Figure data in JSON
+ + + +

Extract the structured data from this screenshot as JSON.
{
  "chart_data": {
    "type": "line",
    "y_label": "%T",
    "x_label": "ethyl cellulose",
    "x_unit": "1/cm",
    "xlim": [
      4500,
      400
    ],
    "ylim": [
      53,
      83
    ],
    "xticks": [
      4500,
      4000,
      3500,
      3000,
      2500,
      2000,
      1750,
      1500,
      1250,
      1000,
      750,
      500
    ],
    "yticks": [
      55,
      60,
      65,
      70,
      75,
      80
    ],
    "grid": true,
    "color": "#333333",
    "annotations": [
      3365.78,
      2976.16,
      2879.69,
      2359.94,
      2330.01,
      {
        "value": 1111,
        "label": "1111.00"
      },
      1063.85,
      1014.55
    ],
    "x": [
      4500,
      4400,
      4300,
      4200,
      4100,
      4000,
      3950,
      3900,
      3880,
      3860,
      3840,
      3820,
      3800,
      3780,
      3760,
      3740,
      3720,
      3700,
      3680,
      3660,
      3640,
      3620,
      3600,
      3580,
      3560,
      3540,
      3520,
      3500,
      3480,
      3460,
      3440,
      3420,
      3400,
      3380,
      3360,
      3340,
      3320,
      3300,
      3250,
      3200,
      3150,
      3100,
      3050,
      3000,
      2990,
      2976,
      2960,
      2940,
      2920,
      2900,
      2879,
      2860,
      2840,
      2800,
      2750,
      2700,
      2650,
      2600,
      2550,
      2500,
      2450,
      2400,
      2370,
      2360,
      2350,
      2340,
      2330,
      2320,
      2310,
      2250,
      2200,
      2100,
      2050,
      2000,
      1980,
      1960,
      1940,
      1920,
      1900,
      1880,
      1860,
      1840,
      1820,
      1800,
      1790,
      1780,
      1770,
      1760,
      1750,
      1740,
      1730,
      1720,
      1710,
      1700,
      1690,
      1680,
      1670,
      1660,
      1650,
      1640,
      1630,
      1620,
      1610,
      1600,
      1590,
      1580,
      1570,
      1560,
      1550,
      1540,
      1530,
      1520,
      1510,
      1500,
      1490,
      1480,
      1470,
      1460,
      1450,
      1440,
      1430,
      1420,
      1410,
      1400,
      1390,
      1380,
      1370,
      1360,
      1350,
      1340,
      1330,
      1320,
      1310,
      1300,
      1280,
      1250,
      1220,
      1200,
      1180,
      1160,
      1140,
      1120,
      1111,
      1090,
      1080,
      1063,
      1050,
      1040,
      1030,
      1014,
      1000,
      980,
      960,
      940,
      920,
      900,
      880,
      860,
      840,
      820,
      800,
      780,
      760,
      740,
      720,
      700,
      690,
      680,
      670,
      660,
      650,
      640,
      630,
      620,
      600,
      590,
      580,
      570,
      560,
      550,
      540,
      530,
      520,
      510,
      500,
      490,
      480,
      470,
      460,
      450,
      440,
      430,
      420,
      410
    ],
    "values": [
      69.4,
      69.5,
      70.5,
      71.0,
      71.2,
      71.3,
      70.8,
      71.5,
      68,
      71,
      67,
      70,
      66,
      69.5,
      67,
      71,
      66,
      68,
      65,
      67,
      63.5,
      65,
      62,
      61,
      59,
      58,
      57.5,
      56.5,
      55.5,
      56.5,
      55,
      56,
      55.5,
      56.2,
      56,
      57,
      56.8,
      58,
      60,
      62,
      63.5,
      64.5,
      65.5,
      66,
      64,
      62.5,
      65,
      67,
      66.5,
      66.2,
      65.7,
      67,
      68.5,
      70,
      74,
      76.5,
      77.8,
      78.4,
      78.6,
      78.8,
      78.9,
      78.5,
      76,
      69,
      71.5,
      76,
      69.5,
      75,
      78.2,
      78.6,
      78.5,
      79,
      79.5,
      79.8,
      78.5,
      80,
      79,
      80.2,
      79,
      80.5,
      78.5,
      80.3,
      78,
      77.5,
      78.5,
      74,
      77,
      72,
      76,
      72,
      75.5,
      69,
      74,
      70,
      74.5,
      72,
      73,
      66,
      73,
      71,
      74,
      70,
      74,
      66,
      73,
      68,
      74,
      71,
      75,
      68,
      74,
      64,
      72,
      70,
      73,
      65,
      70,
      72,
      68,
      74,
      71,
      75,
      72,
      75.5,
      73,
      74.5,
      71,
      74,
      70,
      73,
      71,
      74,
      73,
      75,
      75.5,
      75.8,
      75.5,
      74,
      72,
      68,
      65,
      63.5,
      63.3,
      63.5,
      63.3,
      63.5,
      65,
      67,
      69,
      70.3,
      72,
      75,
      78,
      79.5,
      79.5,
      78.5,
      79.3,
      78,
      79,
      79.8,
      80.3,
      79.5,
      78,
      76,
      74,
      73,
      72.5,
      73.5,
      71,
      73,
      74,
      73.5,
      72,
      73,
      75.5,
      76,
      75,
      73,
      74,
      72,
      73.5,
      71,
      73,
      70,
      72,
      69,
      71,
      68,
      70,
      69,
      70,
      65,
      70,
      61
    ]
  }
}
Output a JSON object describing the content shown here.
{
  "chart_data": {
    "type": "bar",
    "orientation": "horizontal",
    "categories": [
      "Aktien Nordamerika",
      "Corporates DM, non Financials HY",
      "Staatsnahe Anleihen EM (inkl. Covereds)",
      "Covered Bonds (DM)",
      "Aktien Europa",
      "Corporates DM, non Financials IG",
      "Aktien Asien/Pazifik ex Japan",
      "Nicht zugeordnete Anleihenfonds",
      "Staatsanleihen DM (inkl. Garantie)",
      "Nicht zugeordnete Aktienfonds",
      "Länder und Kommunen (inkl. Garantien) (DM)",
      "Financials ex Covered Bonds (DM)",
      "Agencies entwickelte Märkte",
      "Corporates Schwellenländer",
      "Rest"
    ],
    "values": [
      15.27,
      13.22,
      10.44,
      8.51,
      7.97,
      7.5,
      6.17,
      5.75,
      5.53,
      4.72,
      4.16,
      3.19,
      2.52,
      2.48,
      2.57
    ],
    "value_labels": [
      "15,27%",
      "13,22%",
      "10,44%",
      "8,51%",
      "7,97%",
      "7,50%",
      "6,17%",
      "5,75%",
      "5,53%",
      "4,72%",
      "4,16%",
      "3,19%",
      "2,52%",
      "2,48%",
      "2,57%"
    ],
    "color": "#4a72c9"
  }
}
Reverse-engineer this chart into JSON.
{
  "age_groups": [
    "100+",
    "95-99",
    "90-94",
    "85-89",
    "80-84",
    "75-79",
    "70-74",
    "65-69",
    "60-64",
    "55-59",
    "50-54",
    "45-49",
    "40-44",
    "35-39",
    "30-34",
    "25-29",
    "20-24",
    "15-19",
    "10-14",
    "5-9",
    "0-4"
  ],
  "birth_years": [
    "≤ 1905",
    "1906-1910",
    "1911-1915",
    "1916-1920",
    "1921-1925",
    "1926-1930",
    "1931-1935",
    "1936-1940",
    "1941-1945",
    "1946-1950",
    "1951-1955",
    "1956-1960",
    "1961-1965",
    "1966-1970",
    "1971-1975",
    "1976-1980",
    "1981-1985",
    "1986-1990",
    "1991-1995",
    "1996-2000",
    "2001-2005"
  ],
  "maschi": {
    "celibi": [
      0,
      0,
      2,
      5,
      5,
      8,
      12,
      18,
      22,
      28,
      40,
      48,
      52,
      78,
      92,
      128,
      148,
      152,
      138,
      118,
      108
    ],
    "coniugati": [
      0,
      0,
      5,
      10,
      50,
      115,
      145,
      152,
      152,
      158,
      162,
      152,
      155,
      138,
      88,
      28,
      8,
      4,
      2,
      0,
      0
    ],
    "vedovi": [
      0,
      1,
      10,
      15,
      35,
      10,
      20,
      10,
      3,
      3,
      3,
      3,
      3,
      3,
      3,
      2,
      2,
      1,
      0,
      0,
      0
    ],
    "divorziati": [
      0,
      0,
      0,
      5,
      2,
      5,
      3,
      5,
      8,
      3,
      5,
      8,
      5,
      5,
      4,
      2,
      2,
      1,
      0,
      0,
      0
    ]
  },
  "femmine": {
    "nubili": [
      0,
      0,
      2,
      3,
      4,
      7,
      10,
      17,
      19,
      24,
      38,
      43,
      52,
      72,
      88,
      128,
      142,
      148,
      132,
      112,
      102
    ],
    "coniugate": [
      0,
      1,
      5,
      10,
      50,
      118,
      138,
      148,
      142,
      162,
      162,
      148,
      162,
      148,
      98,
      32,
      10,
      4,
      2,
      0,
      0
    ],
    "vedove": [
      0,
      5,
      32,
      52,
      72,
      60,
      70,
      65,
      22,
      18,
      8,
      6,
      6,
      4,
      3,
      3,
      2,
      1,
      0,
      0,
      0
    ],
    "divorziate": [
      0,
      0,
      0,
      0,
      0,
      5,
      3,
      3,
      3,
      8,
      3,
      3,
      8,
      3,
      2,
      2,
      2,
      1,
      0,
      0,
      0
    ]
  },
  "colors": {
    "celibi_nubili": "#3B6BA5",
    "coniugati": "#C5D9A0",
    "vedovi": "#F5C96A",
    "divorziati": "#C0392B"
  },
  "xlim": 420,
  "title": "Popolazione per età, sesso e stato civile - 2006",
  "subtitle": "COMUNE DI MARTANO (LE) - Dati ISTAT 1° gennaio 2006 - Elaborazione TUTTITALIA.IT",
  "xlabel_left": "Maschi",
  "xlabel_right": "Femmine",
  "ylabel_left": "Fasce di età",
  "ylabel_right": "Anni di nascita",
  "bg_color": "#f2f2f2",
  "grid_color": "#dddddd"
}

+ + + +

To do: For the string "this", count the lines of the entries above that include it; answer with the number only.

Task output: 2